> _Data for processing_
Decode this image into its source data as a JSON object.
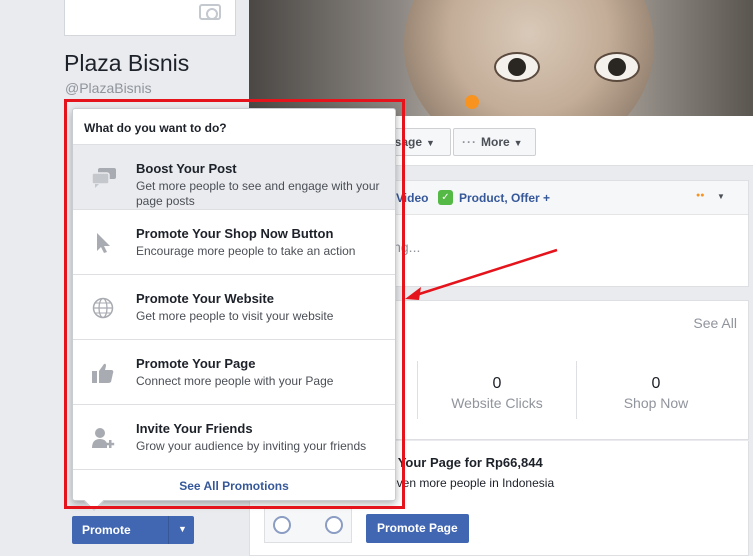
{
  "page": {
    "name": "Plaza Bisnis",
    "handle": "@PlazaBisnis"
  },
  "actions": {
    "message_label": "ssage",
    "more_label": "More"
  },
  "composer": {
    "video_label": "Video",
    "product_label": "Product, Offer +",
    "placeholder": "ing..."
  },
  "stats": {
    "see_all": "See All",
    "items": [
      {
        "value": "0",
        "label": "Website Clicks"
      },
      {
        "value": "0",
        "label": "Shop Now"
      }
    ]
  },
  "promo": {
    "title": "t Your Page for Rp66,844",
    "subtitle": "even more people in Indonesia",
    "button_label": "Promote Page"
  },
  "promote_button": {
    "label": "Promote"
  },
  "dropdown": {
    "header": "What do you want to do?",
    "items": [
      {
        "title": "Boost Your Post",
        "description": "Get more people to see and engage with your page posts",
        "icon": "speech-bubbles-icon"
      },
      {
        "title": "Promote Your Shop Now Button",
        "description": "Encourage more people to take an action",
        "icon": "cursor-icon"
      },
      {
        "title": "Promote Your Website",
        "description": "Get more people to visit your website",
        "icon": "globe-icon"
      },
      {
        "title": "Promote Your Page",
        "description": "Connect more people with your Page",
        "icon": "thumbs-up-icon"
      },
      {
        "title": "Invite Your Friends",
        "description": "Grow your audience by inviting your friends",
        "icon": "add-person-icon"
      }
    ],
    "footer": "See All Promotions"
  },
  "colors": {
    "accent": "#4267b2",
    "link": "#365899",
    "annotation": "#e5131b",
    "highlight": "#f7931e"
  }
}
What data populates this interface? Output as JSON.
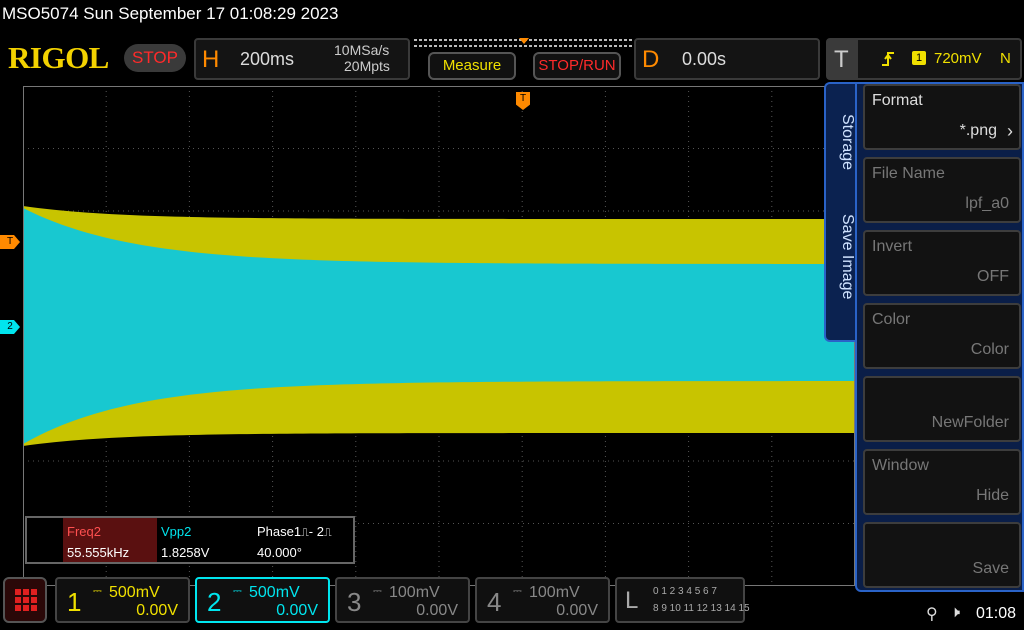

> _Required work_
Pictures appear in the records above. Output everything except them, exactly.

> _Result for this task_
Decode this image into its source data as a JSON object.
{
  "page": {
    "name": "Plaza Bisnis",
    "handle": "@PlazaBisnis"
  },
  "actions": {
    "message_label": "ssage",
    "more_label": "More"
  },
  "composer": {
    "video_label": "Video",
    "product_label": "Product, Offer +",
    "placeholder": "ing..."
  },
  "stats": {
    "see_all": "See All",
    "items": [
      {
        "value": "0",
        "label": "Website Clicks"
      },
      {
        "value": "0",
        "label": "Shop Now"
      }
    ]
  },
  "promo": {
    "title": "t Your Page for Rp66,844",
    "subtitle": "even more people in Indonesia",
    "button_label": "Promote Page"
  },
  "promote_button": {
    "label": "Promote"
  },
  "dropdown": {
    "header": "What do you want to do?",
    "items": [
      {
        "title": "Boost Your Post",
        "description": "Get more people to see and engage with your page posts",
        "icon": "speech-bubbles-icon"
      },
      {
        "title": "Promote Your Shop Now Button",
        "description": "Encourage more people to take an action",
        "icon": "cursor-icon"
      },
      {
        "title": "Promote Your Website",
        "description": "Get more people to visit your website",
        "icon": "globe-icon"
      },
      {
        "title": "Promote Your Page",
        "description": "Connect more people with your Page",
        "icon": "thumbs-up-icon"
      },
      {
        "title": "Invite Your Friends",
        "description": "Grow your audience by inviting your friends",
        "icon": "add-person-icon"
      }
    ],
    "footer": "See All Promotions"
  },
  "colors": {
    "accent": "#4267b2",
    "link": "#365899",
    "annotation": "#e5131b",
    "highlight": "#f7931e"
  }
}
What data populates this interface? Output as JSON.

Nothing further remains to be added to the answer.